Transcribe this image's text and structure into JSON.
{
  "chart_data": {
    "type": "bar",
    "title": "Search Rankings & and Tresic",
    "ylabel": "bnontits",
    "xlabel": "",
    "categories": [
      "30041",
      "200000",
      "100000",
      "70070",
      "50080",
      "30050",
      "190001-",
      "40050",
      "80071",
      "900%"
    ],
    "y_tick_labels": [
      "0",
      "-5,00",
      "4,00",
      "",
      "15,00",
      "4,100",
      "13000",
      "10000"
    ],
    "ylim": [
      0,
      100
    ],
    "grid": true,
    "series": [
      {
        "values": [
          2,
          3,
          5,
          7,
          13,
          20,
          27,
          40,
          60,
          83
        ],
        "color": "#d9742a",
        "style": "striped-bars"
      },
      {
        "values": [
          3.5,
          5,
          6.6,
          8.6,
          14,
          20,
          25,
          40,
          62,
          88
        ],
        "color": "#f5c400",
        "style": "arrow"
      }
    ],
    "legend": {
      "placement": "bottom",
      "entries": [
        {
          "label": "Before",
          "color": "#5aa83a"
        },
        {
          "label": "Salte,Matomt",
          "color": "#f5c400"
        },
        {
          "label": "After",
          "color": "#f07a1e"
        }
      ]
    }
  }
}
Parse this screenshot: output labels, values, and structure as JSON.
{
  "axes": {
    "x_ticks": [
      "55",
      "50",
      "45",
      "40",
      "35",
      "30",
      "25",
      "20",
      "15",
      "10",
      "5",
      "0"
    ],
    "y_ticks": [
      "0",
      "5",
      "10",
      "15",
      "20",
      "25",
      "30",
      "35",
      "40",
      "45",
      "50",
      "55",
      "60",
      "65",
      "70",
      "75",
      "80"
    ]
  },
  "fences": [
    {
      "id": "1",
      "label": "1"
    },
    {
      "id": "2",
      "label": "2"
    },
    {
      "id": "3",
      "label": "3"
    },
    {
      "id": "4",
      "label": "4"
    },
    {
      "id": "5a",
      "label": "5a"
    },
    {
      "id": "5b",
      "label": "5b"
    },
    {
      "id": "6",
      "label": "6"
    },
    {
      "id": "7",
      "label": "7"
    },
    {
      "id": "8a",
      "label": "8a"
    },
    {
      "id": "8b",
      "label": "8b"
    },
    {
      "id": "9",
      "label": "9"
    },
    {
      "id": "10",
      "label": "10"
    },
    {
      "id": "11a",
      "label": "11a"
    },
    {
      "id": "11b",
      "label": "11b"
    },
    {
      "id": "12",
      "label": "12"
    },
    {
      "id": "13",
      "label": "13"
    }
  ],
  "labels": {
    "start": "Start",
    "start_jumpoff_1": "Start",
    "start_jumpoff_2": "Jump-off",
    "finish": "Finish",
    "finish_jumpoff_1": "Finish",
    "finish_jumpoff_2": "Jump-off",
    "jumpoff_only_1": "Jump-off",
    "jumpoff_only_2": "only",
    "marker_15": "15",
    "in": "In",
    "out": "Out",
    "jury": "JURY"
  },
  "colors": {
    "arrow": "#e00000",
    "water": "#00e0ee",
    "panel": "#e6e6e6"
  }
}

-*-

§ Your instructions:
Locate all lines in the listing above with the word "JSON". Copy them.

§ Result of the task:
Transcribe this image's text and structure into JSON.
Parse this screenshot: output labels, values, and structure as JSON.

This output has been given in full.